What this task involves | Return a copy of every line in the records that includes the word "atmosphere".

Provided material |

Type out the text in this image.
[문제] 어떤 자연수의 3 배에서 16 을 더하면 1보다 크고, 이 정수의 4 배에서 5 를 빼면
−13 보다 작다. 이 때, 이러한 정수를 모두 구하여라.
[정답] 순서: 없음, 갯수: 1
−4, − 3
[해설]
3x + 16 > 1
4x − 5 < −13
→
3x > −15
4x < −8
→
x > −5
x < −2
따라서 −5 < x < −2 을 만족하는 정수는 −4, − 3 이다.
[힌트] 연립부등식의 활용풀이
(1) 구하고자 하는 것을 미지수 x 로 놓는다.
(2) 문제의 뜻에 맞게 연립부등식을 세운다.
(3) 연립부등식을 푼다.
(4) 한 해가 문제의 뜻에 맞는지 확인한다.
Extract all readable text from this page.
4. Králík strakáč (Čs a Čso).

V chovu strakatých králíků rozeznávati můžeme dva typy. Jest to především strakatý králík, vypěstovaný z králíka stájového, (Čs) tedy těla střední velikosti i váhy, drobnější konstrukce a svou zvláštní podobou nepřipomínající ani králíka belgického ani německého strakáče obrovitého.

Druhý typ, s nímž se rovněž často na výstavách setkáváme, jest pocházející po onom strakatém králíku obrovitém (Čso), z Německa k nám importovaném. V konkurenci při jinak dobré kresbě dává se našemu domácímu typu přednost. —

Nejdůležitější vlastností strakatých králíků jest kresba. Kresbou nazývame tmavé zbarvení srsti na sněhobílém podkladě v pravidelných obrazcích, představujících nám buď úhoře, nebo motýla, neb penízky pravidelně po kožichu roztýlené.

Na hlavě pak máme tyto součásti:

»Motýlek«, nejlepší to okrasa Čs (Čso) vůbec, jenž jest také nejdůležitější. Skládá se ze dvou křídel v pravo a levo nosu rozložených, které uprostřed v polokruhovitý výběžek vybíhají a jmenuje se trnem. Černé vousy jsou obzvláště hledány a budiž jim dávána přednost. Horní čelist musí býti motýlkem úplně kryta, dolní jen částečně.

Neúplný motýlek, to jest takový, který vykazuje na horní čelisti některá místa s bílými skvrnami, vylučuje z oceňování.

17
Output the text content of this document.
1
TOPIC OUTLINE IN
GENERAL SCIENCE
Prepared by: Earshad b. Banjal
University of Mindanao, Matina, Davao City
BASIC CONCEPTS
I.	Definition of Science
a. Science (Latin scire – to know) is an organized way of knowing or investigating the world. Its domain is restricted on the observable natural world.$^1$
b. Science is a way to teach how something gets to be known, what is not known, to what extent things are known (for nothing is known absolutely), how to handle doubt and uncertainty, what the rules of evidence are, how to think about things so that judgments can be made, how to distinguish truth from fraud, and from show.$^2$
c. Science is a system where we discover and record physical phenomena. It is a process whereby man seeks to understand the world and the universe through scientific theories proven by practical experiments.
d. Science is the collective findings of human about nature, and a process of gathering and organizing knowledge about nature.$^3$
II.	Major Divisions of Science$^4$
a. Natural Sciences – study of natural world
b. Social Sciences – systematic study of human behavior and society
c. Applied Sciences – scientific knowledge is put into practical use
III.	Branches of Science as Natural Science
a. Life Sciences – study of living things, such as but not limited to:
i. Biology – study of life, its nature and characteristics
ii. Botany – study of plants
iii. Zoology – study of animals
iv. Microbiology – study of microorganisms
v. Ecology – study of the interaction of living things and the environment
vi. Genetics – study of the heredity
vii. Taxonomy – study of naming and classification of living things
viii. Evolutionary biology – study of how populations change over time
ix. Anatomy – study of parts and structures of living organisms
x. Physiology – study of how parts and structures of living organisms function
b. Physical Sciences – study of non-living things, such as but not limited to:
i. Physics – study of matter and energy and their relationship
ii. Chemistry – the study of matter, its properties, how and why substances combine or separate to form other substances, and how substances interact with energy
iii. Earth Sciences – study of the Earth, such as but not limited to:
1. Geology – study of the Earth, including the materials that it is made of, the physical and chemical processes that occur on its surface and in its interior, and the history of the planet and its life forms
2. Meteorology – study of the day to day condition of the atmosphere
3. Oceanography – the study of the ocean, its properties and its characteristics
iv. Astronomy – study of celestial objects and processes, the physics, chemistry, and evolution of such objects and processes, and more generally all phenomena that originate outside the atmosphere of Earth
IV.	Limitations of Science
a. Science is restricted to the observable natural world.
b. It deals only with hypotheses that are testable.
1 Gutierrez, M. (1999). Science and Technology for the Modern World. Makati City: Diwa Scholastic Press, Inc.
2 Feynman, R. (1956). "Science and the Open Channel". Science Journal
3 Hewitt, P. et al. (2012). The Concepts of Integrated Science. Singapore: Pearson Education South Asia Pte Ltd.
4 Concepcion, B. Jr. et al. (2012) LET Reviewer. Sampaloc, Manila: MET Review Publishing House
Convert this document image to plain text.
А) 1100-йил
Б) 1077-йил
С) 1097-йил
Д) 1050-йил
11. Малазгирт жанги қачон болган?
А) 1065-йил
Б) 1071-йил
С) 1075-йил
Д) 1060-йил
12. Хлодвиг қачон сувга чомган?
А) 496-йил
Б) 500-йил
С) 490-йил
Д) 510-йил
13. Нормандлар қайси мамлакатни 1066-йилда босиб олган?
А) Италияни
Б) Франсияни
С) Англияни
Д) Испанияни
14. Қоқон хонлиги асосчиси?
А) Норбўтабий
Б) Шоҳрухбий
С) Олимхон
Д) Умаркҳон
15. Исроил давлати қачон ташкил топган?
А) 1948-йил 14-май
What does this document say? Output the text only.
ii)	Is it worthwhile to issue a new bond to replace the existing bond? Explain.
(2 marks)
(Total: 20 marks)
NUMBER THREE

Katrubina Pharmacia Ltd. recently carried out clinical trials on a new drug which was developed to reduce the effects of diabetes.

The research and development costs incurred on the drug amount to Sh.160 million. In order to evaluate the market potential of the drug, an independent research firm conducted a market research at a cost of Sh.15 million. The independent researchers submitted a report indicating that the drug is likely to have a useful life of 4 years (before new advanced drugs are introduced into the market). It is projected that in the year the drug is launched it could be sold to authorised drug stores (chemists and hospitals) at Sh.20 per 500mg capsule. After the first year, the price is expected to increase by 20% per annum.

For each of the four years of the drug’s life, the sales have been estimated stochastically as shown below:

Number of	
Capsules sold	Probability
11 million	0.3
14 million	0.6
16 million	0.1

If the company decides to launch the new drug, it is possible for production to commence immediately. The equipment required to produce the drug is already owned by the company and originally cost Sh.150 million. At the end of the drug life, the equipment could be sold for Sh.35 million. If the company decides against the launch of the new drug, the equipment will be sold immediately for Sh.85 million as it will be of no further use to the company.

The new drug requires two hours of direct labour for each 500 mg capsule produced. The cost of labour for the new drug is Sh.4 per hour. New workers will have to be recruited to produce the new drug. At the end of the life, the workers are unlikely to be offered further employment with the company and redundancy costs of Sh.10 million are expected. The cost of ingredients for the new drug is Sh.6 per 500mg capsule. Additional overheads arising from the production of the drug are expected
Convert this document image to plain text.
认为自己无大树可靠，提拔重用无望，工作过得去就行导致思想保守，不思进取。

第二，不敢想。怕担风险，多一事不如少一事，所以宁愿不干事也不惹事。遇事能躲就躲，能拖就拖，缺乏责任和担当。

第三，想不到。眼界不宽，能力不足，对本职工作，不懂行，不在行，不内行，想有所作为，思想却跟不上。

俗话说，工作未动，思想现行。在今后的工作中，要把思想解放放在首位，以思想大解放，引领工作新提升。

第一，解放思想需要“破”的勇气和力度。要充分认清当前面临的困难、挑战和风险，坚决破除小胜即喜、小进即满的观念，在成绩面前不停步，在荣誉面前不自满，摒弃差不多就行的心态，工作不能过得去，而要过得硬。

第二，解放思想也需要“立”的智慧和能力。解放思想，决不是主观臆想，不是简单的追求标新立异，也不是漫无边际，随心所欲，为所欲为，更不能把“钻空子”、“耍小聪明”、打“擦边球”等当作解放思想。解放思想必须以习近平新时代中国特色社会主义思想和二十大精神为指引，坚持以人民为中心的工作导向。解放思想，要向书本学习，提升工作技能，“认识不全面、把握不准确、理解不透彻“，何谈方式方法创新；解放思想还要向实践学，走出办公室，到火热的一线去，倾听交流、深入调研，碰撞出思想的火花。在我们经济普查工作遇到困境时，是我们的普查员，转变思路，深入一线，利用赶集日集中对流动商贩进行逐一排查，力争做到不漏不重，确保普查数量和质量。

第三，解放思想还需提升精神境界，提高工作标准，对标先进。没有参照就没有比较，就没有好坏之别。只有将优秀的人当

Exercise output |
2. Meteorology – study of the day to day condition of the atmosphere
iv. Astronomy – study of celestial objects and processes, the physics, chemistry, and evolution of such objects and processes, and more generally all phenomena that originate outside the atmosphere of Earth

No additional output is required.